**What you will do:**
Review the material and extract every line in which the word "ванадия" occurs.

**Data supplied:**
------------------------------------------------

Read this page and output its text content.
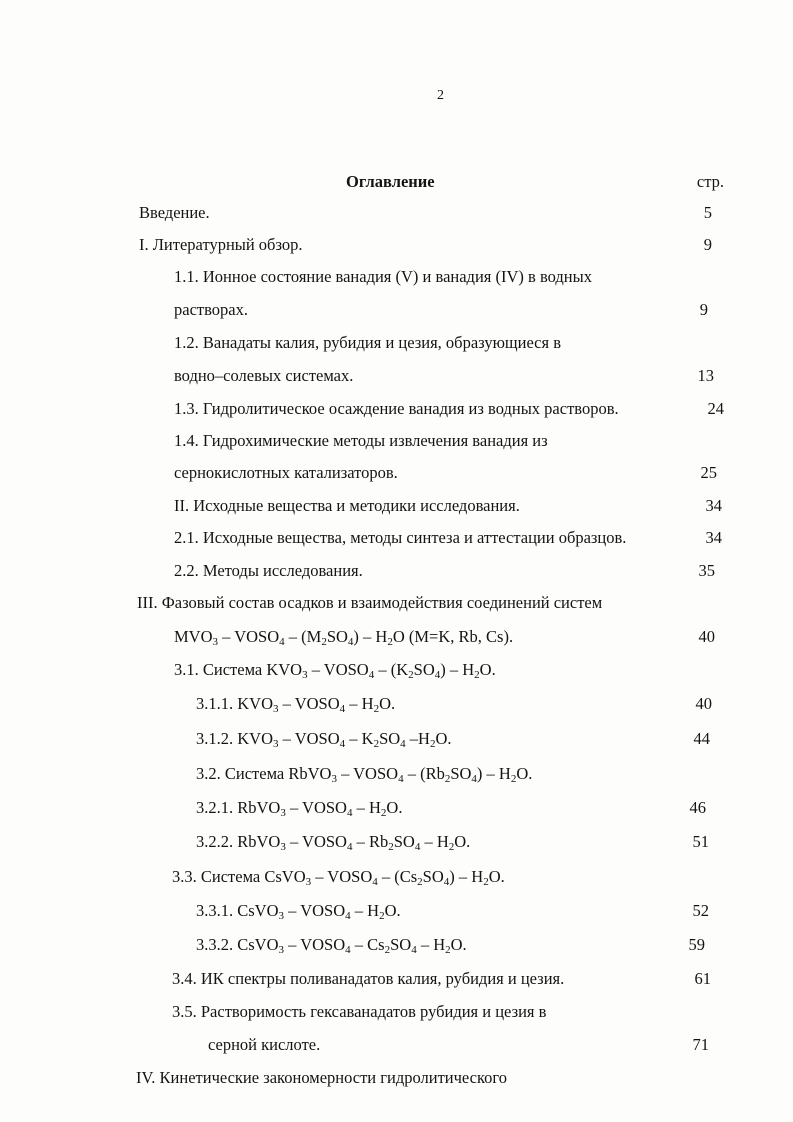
2
Оглавление	стр.
Введение.	5
I. Литературный обзор.	9
1.1. Ионное состояние ванадия (V) и ванадия (IV) в водных
растворах.	9
1.2. Ванадаты калия, рубидия и цезия, образующиеся в
водно–солевых системах.	13
1.3. Гидролитическое осаждение ванадия из водных растворов.	24
1.4. Гидрохимические методы извлечения ванадия из
сернокислотных катализаторов.	25
II. Исходные вещества и методики исследования.	34
2.1. Исходные вещества, методы синтеза и аттестации образцов.	34
2.2. Методы исследования.	35
III. Фазовый состав осадков и взаимодействия соединений систем
$MVO_3$ – $VOSO_4 - (M_2SO_4) - H_2O$ (M=K, Rb, Cs).	40
3.1. Система $KVO_3$ – $VOSO_4 - (K_2SO_4) - H_2O$.
3.1.1. $KVO_3$ – $VOSO_4 - H_2O$.	40
3.1.2. $KVO_3$ – $VOSO_4 - K_2SO_4$ $-H_2O$.	44
3.2. Система RbVO$_3$ – $VOSO_4 - (Rb_2SO_4) - H_2O$.
3.2.1. RbVO$_3$ – $VOSO_4 - H_2O$.	46
3.2.2. RbVO$_3$ – $VOSO_4 - Rb_2SO_4 - H_2O$.	51
3.3. Система CsVO$_3$ – $VOSO_4 - (Cs_2SO_4) - H_2O$.
3.3.1. CsVO$_3$ – $VOSO_4 - H_2O$.	52
3.3.2. CsVO$_3$ – $VOSO_4 - Cs_2SO_4 - H_2O$.	59
3.4. ИК спектры поливанадатов калия, рубидия и цезия.	61
3.5. Растворимость гексаванадатов рубидия и цезия в
серной кислоте.	71
IV. Кинетические закономерности гидролитического
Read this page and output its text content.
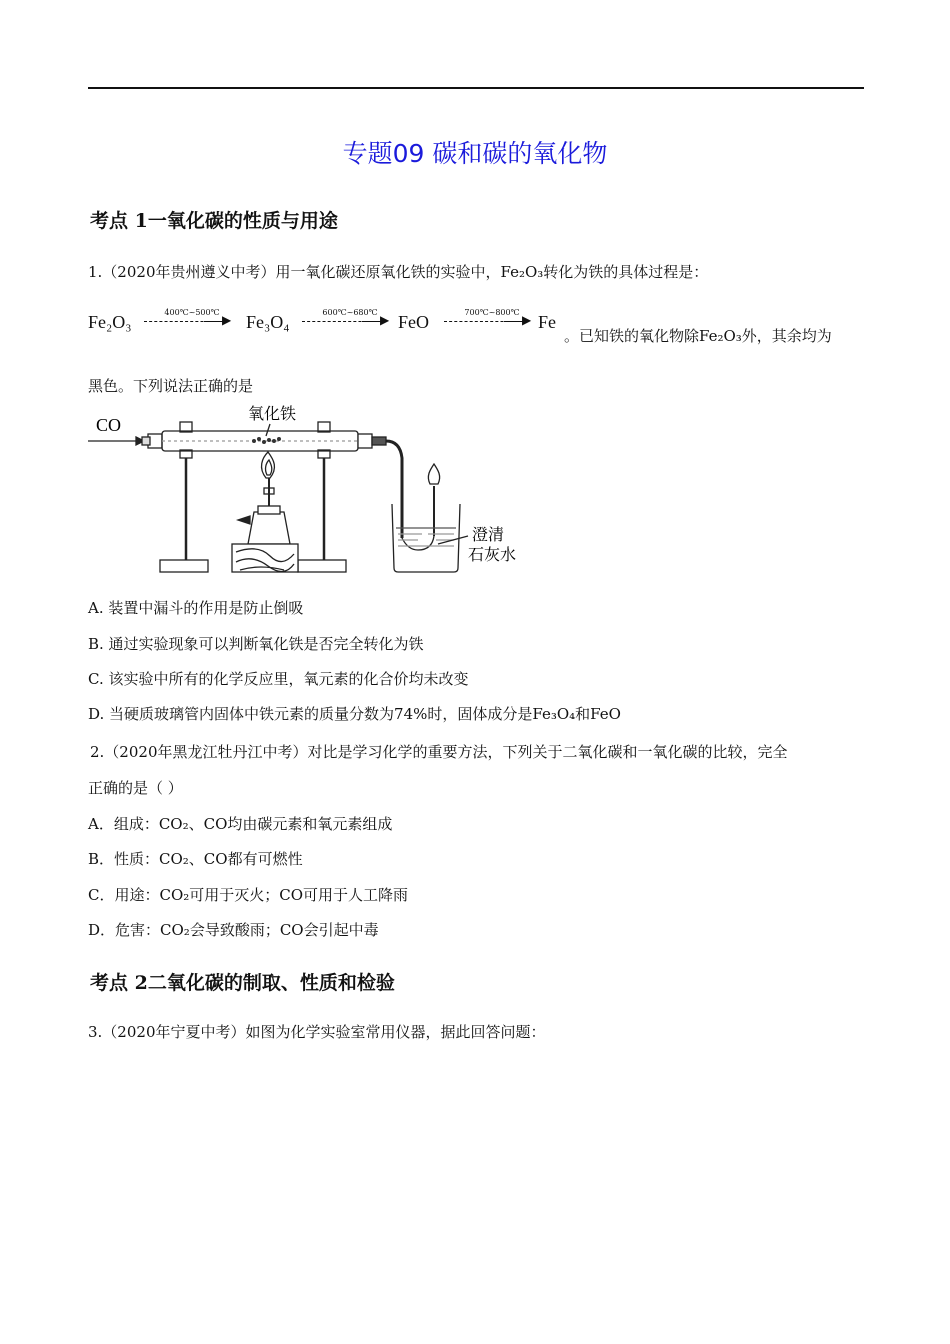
专题09 碳和碳的氧化物
考点 1一氧化碳的性质与用途
1.（2020年贵州遵义中考）用一氧化碳还原氧化铁的实验中，Fe₂O₃转化为铁的具体过程是：
Fe₂O₃	400℃~500℃
▶ Fe₃O₄	600℃~680℃
▶ FeO	700℃~800℃
▶ Fe
。已知铁的氧化物除Fe₂O₃外，其余均为
黑色。下列说法正确的是
CO
氧化铁
澄清
石灰水
A. 装置中漏斗的作用是防止倒吸
B. 通过实验现象可以判断氧化铁是否完全转化为铁
C. 该实验中所有的化学反应里，氧元素的化合价均未改变
D. 当硬质玻璃管内固体中铁元素的质量分数为74%时，固体成分是Fe₃O₄和FeO
2.（2020年黑龙江牡丹江中考）对比是学习化学的重要方法，下列关于二氧化碳和一氧化碳的比较，完全
正确的是（ ）
A．组成：CO₂、CO均由碳元素和氧元素组成
B．性质：CO₂、CO都有可燃性
C．用途：CO₂可用于灭火；CO可用于人工降雨
D．危害：CO₂会导致酸雨；CO会引起中毒
考点 2二氧化碳的制取、性质和检验
3.（2020年宁夏中考）如图为化学实验室常用仪器，据此回答问题：
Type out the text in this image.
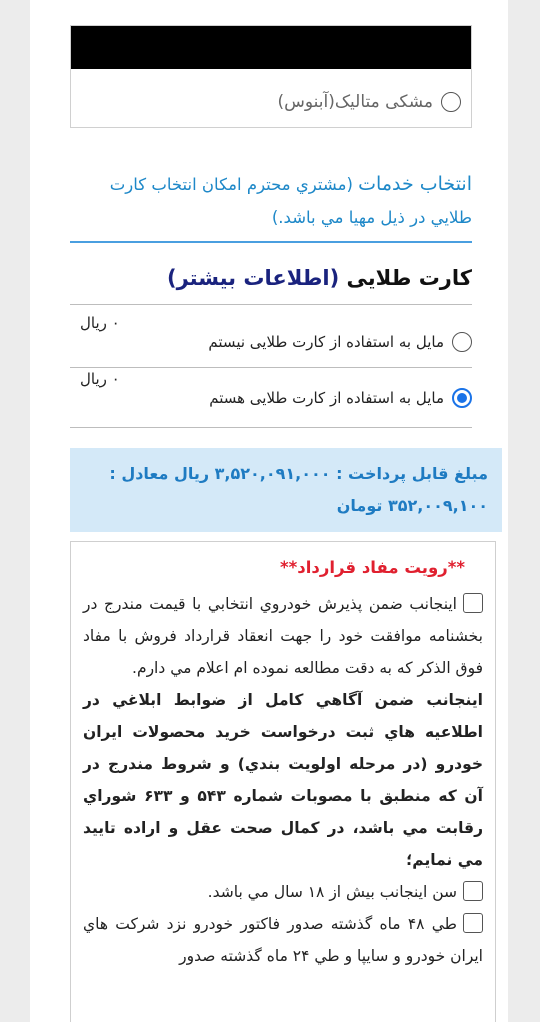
مشکی متالیک(آبنوس)
انتخاب خدمات (مشتري محترم امکان انتخاب کارت طلايي در ذيل مهيا مي باشد.)
کارت طلایی (اطلاعات بیشتر)
مایل به استفاده از کارت طلایی نیستم
۰ ریال
مایل به استفاده از کارت طلایی هستم
۰ ریال
مبلغ قابل پرداخت : ۳,۵۲۰,۰۹۱,۰۰۰ ریال معادل : ۳۵۲,۰۰۹,۱۰۰ تومان
**رویت مفاد قرارداد**
اينجانب ضمن پذيرش خودروي انتخابي با قيمت مندرج در بخشنامه موافقت خود را جهت انعقاد قرارداد فروش با مفاد فوق الذکر که به دقت مطالعه نموده ام اعلام مي دارم.
اينجانب ضمن آگاهي کامل از ضوابط ابلاغي در اطلاعيه هاي ثبت درخواست خريد محصولات ايران خودرو (در مرحله اولويت بندي) و شروط مندرج در آن که منطبق با مصوبات شماره ۵۴۳ و ۶۳۳ شوراي رقابت مي باشد، در کمال صحت عقل و اراده تاييد مي نمايم؛
سن اينجانب بيش از ۱۸ سال مي باشد.
طي ۴۸ ماه گذشته صدور فاکتور خودرو نزد شرکت هاي ايران خودرو و سايپا و طي ۲۴ ماه گذشته صدور
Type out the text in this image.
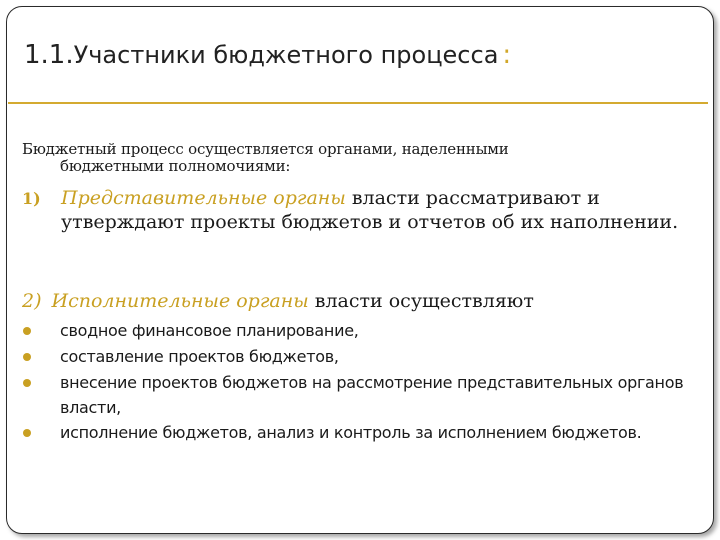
1.1.Участники бюджетного процесса :
Бюджетный процесс осуществляется органами, наделенными
бюджетными полномочиями:
1)	Представительные органы власти рассматривают и утверждают проекты бюджетов и отчетов об их наполнении.
2) Исполнительные органы власти осуществляют
сводное финансовое планирование,
составление проектов бюджетов,
внесение проектов бюджетов на рассмотрение представительных органов власти,
исполнение бюджетов, анализ и контроль за исполнением бюджетов.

------------------------------------------------

**Complete answer:**
1.1. Ионное состояние ванадия (V) и ванадия (IV) в водных
1.3. Гидролитическое осаждение ванадия из водных растворов.	24
1.4. Гидрохимические методы извлечения ванадия из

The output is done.